◆ Records for this exercise ◆
[Begin]

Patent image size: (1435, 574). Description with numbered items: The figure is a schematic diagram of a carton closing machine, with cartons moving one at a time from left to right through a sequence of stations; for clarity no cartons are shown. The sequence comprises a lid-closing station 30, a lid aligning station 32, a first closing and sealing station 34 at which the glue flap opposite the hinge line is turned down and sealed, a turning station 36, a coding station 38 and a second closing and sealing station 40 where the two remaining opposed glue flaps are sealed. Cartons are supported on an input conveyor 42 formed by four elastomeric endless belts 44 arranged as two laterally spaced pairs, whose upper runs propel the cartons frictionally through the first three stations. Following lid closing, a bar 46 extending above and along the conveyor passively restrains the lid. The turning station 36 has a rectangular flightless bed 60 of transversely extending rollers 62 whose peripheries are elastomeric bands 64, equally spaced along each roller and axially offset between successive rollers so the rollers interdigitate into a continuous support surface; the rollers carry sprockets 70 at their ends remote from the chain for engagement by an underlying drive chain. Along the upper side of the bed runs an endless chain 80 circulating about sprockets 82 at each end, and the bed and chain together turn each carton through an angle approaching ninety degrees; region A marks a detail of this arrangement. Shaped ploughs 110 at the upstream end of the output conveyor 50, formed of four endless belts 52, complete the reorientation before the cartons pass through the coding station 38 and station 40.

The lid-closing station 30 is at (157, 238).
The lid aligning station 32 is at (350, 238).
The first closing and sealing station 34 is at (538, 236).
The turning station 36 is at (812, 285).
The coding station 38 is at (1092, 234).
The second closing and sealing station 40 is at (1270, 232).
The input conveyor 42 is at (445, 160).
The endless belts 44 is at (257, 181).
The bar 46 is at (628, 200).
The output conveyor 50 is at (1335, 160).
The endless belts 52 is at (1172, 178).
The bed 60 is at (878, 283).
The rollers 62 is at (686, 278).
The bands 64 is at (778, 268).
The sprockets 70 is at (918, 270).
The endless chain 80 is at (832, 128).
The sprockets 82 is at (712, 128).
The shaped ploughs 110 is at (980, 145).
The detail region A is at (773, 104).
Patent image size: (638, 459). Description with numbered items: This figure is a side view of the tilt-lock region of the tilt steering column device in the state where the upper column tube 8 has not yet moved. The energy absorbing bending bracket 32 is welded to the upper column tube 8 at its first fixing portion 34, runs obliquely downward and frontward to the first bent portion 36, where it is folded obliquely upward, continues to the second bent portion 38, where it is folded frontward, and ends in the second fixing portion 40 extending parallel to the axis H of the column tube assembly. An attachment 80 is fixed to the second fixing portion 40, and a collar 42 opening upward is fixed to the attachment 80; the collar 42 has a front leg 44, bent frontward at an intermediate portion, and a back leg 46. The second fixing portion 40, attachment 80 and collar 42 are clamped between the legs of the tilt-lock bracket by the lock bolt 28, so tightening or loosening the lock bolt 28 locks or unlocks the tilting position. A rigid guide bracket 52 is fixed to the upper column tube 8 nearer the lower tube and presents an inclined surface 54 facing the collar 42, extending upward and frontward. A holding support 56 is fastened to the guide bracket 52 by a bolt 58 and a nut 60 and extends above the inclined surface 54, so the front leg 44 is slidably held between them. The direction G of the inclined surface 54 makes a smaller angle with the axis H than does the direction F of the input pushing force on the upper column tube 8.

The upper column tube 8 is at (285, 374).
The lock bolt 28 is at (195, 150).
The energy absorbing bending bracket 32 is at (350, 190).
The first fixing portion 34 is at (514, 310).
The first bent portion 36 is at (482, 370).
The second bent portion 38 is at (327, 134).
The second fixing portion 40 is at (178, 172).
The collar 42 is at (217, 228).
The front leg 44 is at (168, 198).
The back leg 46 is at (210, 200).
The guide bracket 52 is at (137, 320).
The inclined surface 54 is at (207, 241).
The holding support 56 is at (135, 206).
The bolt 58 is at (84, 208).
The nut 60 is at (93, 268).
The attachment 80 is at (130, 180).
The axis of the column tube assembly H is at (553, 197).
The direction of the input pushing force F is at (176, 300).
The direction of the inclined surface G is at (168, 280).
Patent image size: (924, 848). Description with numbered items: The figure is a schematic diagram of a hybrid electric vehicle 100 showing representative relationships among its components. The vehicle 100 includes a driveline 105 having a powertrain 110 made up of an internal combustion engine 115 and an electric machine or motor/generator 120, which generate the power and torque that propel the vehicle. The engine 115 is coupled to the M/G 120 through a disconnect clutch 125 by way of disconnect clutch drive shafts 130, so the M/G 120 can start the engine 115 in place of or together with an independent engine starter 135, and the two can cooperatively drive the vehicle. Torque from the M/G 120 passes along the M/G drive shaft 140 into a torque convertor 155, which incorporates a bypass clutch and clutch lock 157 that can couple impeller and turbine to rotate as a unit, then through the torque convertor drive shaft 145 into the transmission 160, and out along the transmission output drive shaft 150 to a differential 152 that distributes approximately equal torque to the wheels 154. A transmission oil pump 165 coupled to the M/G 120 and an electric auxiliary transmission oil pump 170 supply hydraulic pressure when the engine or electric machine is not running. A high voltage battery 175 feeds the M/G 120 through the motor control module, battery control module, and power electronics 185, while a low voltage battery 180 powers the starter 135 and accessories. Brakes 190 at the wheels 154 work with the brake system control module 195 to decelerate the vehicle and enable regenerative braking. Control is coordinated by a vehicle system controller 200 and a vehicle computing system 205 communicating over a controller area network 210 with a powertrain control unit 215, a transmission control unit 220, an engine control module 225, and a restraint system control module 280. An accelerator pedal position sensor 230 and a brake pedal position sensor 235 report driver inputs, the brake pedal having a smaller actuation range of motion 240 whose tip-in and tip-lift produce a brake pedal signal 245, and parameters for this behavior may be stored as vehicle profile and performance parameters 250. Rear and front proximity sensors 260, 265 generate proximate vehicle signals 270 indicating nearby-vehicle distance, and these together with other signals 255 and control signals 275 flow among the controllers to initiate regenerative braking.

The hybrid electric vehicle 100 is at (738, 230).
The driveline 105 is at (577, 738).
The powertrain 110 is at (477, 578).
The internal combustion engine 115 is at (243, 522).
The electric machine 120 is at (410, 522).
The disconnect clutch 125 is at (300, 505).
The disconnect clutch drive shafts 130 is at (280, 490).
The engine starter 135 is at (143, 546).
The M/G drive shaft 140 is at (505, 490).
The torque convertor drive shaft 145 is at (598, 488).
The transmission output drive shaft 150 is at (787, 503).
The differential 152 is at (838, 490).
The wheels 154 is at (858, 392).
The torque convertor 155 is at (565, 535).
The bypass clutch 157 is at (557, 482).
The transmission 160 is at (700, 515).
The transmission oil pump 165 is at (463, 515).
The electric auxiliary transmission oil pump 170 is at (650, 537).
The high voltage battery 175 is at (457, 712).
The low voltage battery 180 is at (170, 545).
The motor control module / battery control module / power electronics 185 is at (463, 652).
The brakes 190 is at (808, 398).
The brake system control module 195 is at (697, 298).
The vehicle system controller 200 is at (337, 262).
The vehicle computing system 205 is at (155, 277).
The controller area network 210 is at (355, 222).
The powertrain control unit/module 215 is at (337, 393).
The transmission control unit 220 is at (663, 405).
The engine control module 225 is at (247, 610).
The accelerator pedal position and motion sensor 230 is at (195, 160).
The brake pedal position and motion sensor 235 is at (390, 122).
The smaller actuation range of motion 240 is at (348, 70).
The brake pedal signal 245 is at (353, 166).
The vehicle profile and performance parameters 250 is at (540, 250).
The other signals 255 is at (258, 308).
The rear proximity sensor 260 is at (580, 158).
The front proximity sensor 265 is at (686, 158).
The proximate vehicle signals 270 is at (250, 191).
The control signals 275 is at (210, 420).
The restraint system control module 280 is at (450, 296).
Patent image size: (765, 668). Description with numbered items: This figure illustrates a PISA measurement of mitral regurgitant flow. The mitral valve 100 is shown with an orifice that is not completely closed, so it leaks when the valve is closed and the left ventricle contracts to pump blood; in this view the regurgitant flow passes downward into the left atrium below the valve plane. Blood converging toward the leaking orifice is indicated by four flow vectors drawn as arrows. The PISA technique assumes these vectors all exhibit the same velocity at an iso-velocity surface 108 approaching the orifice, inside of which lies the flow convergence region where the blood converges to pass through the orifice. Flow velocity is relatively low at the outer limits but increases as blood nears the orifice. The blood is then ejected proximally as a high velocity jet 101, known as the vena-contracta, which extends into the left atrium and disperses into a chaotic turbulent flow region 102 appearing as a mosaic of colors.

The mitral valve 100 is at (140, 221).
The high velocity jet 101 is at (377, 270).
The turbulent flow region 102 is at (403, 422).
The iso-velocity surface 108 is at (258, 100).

[End]

◆ Written problem ◆
Reproduce verbatim the stretch of the data from the line containing "Patent image size: (765, 668)." through the end of the data.

◆ Task solution ◆
Patent image size: (765, 668). Description with numbered items: This figure illustrates a PISA measurement of mitral regurgitant flow. The mitral valve 100 is shown with an orifice that is not completely closed, so it leaks when the valve is closed and the left ventricle contracts to pump blood; in this view the regurgitant flow passes downward into the left atrium below the valve plane. Blood converging toward the leaking orifice is indicated by four flow vectors drawn as arrows. The PISA technique assumes these vectors all exhibit the same velocity at an iso-velocity surface 108 approaching the orifice, inside of which lies the flow convergence region where the blood converges to pass through the orifice. Flow velocity is relatively low at the outer limits but increases as blood nears the orifice. The blood is then ejected proximally as a high velocity jet 101, known as the vena-contracta, which extends into the left atrium and disperses into a chaotic turbulent flow region 102 appearing as a mosaic of colors.

The mitral valve 100 is at (140, 221).
The high velocity jet 101 is at (377, 270).
The turbulent flow region 102 is at (403, 422).
The iso-velocity surface 108 is at (258, 100).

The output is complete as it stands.